> _Texte de la page_
↓
L’étude du secteur privé est un document qui vient d’être réalisé mais c’est une étude sectorielle. L’étude nationale prospective a un champ plus vaste puisqu’il intègre toutes les questions liées aux différents secteurs d’activités, à la coopération internationale, les questions socio-culturelles, les questions politiques, etc. Evidemment, certains de leurs résultats seront pris en compte dans la détermination des orientations stratégiques pour assurer le développement de la Côte d’Ivoire. Il n’y a donc pas de conflits entre ces deux études. Elles sont plutôt complémentaires. De toute façon, on ne peut atteindre l’émergence sans un secteur privé fort, capable de transformer nos matières premières, d’appuyer la recherche-développement en vue de créer de nouveaux procédés de fabrication de produits, de créer des emplois décents. Au fond, pour impulser la croissance économique.

Quel est le scénario le plus optimiste pour assurer le développement durable de la Côte d’Ivoire ?
↑
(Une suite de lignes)
↓
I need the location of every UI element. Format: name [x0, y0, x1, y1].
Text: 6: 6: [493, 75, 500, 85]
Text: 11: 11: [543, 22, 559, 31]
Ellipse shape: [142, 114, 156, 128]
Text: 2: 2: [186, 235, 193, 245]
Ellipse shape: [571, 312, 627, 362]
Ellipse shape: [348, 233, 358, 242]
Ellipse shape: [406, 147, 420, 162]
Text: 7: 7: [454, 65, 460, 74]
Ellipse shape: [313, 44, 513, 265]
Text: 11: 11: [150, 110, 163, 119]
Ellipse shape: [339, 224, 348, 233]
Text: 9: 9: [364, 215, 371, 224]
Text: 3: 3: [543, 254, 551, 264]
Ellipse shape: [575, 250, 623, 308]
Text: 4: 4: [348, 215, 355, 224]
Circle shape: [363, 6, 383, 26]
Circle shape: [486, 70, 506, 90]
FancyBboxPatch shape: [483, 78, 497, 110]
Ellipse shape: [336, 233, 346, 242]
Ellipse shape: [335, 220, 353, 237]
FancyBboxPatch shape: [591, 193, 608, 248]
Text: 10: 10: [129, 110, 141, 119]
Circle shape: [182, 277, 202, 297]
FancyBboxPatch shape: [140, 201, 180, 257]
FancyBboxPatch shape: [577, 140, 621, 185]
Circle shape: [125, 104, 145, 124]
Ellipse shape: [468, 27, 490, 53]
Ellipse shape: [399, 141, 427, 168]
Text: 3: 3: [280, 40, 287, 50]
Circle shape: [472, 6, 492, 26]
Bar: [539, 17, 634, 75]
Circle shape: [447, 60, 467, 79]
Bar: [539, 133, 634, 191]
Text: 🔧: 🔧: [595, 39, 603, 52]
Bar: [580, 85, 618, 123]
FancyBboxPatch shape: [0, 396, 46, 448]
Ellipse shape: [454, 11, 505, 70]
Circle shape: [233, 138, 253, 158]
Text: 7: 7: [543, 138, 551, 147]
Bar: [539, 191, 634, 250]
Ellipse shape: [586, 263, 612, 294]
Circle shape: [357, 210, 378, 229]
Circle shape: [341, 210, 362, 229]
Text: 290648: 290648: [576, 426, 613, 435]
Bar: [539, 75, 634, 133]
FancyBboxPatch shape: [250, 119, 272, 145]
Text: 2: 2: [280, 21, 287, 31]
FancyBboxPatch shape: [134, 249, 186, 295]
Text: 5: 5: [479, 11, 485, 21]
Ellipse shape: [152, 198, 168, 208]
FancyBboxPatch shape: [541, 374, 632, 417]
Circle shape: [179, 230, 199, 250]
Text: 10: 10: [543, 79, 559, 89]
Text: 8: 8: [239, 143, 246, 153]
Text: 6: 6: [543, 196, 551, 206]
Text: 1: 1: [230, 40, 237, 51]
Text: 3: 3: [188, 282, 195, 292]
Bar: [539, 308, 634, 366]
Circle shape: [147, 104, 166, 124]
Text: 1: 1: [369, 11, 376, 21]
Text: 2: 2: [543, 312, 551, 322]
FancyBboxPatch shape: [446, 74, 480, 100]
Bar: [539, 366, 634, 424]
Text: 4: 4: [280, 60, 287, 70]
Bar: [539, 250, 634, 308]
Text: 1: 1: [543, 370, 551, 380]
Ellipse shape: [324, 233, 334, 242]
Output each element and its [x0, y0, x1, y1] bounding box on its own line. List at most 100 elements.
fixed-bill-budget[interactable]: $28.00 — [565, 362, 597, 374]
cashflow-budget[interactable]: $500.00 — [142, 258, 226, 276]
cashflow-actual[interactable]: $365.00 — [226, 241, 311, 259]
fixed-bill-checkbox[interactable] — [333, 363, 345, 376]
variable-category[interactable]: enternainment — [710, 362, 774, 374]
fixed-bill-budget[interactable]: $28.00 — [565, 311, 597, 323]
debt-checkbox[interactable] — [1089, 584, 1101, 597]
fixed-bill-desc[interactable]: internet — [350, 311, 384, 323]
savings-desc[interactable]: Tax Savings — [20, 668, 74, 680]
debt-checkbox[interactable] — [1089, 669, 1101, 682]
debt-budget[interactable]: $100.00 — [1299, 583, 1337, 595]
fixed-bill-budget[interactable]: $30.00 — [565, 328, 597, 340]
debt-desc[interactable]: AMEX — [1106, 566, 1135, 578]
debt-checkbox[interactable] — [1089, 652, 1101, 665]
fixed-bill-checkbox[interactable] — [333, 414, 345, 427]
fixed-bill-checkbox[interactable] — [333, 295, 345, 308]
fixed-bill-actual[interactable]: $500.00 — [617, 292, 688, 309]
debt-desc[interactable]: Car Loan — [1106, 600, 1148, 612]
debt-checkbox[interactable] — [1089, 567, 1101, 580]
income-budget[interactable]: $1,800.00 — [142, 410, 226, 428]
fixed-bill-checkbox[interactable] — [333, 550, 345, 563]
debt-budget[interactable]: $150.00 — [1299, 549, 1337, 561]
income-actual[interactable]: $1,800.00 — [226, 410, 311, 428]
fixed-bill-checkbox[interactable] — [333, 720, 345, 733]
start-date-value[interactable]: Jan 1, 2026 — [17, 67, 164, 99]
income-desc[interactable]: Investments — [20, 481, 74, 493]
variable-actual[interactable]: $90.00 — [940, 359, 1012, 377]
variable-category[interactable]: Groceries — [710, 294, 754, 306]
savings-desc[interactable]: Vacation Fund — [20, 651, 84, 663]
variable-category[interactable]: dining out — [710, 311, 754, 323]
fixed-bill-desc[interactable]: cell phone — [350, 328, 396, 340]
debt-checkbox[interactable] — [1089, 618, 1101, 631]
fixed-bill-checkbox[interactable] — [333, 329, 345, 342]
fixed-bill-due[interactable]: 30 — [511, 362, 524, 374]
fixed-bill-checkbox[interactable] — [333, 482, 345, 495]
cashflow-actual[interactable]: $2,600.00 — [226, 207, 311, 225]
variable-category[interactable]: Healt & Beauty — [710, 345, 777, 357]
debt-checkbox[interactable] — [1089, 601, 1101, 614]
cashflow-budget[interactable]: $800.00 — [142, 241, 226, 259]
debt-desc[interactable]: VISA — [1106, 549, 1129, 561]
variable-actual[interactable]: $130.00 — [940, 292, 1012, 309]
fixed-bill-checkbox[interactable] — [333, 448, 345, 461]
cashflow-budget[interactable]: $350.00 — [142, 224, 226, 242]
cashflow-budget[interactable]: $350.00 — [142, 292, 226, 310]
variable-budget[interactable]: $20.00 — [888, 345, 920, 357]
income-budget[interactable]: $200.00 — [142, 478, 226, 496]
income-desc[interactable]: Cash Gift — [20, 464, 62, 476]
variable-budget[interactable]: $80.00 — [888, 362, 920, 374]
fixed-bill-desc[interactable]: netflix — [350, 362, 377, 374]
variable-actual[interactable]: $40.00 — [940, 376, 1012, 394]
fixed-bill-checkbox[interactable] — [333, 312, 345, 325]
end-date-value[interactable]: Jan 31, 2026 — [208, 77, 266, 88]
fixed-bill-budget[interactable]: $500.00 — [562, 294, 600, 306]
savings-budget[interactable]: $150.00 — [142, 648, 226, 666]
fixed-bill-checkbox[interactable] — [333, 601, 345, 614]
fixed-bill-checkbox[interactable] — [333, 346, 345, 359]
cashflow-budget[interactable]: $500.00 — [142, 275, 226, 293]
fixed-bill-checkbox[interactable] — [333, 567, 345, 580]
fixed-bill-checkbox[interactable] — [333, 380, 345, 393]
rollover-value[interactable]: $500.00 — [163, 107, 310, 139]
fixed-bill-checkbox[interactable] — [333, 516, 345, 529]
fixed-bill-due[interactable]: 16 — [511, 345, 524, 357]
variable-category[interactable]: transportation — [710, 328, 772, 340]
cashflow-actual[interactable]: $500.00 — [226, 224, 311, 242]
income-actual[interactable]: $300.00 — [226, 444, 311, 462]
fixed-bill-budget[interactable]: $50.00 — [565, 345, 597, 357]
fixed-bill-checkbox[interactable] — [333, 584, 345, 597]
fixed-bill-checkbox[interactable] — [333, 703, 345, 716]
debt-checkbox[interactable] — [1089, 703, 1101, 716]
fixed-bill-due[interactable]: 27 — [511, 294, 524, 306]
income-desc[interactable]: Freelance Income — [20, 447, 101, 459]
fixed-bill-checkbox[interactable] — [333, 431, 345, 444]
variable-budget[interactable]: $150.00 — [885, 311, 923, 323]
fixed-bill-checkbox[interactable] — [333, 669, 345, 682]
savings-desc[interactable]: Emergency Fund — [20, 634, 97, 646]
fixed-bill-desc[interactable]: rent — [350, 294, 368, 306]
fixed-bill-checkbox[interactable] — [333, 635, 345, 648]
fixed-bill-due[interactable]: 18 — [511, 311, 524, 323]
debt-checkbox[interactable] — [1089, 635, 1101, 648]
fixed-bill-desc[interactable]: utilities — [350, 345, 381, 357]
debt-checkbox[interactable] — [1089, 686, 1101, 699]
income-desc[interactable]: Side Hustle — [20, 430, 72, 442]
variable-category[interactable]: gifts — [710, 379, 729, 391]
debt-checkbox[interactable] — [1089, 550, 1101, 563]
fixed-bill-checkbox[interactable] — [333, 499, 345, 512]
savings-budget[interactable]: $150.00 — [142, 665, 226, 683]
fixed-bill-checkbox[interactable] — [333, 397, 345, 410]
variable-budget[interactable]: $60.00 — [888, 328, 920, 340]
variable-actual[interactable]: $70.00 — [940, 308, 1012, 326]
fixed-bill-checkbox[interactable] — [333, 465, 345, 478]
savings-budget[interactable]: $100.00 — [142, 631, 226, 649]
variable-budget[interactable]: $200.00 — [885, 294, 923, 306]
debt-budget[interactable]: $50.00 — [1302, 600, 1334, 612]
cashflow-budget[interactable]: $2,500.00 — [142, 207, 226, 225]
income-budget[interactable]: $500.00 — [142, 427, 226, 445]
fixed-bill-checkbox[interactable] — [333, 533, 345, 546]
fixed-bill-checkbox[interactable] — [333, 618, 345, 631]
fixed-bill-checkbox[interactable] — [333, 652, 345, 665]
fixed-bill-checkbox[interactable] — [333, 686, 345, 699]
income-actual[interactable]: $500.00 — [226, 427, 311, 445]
↑
Recopiez intégralement, s'il vous plaît, le texte de la page ci-dessus sur l'étude du secteur privé et l'étude nationale prospective, sans y changer un seul mot.

L’étude du secteur privé est un document qui vient d’être réalisé mais c’est une étude sectorielle. L’étude nationale prospective a un champ plus vaste puisqu’il intègre toutes les questions liées aux différents secteurs d’activités, à la coopération internationale, les questions socio-culturelles, les questions politiques, etc. Evidemment, certains de leurs résultats seront pris en compte dans la détermination des orientations stratégiques pour assurer le développement de la Côte d’Ivoire. Il n’y a donc pas de conflits entre ces deux études. Elles sont plutôt complémentaires. De toute façon, on ne peut atteindre l’émergence sans un secteur privé fort, capable de transformer nos matières premières, d’appuyer la recherche-développement en vue de créer de nouveaux procédés de fabrication de produits, de créer des emplois décents. Au fond, pour impulser la croissance économique.

Quel est le scénario le plus optimiste pour assurer le développement durable de la Côte d’Ivoire ?